EXERCISE TASK:
Find the lines of data that contain the string "pour", then list them.

— begin TASK INPUTS —

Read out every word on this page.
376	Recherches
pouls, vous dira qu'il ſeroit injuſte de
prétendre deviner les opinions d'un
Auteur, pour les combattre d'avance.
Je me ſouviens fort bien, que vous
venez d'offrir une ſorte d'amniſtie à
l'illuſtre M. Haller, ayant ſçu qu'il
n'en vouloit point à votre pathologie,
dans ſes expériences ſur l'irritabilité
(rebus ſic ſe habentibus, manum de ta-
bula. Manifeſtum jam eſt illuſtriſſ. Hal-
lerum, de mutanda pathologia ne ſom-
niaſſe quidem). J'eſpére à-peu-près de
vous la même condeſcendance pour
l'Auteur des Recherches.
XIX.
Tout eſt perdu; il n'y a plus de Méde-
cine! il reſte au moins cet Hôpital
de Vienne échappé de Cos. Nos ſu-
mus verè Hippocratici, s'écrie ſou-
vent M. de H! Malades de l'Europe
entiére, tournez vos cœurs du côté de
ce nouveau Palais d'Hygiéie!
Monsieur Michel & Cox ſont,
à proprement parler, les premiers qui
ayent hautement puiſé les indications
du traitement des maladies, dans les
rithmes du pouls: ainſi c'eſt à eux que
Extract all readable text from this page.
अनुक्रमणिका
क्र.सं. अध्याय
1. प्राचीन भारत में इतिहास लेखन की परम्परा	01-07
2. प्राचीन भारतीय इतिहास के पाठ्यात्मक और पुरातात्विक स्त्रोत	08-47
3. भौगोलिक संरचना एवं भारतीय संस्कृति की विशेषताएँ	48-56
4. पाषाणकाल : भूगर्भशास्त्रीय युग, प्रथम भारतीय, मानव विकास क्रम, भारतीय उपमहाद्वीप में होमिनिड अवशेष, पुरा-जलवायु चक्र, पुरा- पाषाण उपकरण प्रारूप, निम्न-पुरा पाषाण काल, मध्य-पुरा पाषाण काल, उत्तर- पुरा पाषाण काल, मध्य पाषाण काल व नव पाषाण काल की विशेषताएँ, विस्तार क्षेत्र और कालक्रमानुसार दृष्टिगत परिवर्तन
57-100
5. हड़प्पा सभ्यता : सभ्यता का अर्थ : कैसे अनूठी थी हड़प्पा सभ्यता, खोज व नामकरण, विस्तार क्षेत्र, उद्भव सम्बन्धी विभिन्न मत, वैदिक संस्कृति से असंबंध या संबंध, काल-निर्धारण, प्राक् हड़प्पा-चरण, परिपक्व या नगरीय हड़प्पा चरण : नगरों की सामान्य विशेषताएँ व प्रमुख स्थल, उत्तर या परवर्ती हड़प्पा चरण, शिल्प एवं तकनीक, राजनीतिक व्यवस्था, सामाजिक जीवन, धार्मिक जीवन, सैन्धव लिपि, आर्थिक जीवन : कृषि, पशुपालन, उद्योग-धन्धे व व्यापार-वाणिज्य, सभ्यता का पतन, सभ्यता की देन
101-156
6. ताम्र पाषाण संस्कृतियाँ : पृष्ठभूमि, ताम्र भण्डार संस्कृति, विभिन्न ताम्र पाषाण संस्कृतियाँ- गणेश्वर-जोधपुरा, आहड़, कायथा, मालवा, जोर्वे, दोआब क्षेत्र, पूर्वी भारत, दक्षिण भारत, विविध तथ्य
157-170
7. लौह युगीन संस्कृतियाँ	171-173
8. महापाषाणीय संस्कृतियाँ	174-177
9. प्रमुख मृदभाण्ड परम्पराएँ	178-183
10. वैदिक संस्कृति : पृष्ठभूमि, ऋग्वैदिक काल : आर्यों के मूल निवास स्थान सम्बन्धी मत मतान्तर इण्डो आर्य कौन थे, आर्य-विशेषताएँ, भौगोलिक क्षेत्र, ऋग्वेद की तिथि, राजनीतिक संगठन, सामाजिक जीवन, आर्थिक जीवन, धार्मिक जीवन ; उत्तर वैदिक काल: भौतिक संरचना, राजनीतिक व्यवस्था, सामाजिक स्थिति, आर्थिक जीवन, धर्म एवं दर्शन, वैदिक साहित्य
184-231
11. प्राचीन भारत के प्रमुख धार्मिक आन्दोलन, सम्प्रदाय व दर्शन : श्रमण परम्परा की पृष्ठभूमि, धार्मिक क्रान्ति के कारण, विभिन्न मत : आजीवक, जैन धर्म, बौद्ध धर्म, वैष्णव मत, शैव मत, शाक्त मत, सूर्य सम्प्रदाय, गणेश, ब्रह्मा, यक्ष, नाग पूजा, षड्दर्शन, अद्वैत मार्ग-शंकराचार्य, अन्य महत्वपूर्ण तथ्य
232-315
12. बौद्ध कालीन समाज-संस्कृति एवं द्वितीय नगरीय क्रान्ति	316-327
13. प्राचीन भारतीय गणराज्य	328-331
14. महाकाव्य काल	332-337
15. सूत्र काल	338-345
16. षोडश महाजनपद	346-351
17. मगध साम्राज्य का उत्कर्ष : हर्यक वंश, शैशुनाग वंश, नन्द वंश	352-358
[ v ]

— end TASK INPUTS —

SOLUTION FOR THIS PROBLEM:
Auteur, pour les combattre d'avance.
vous la même condeſcendance pour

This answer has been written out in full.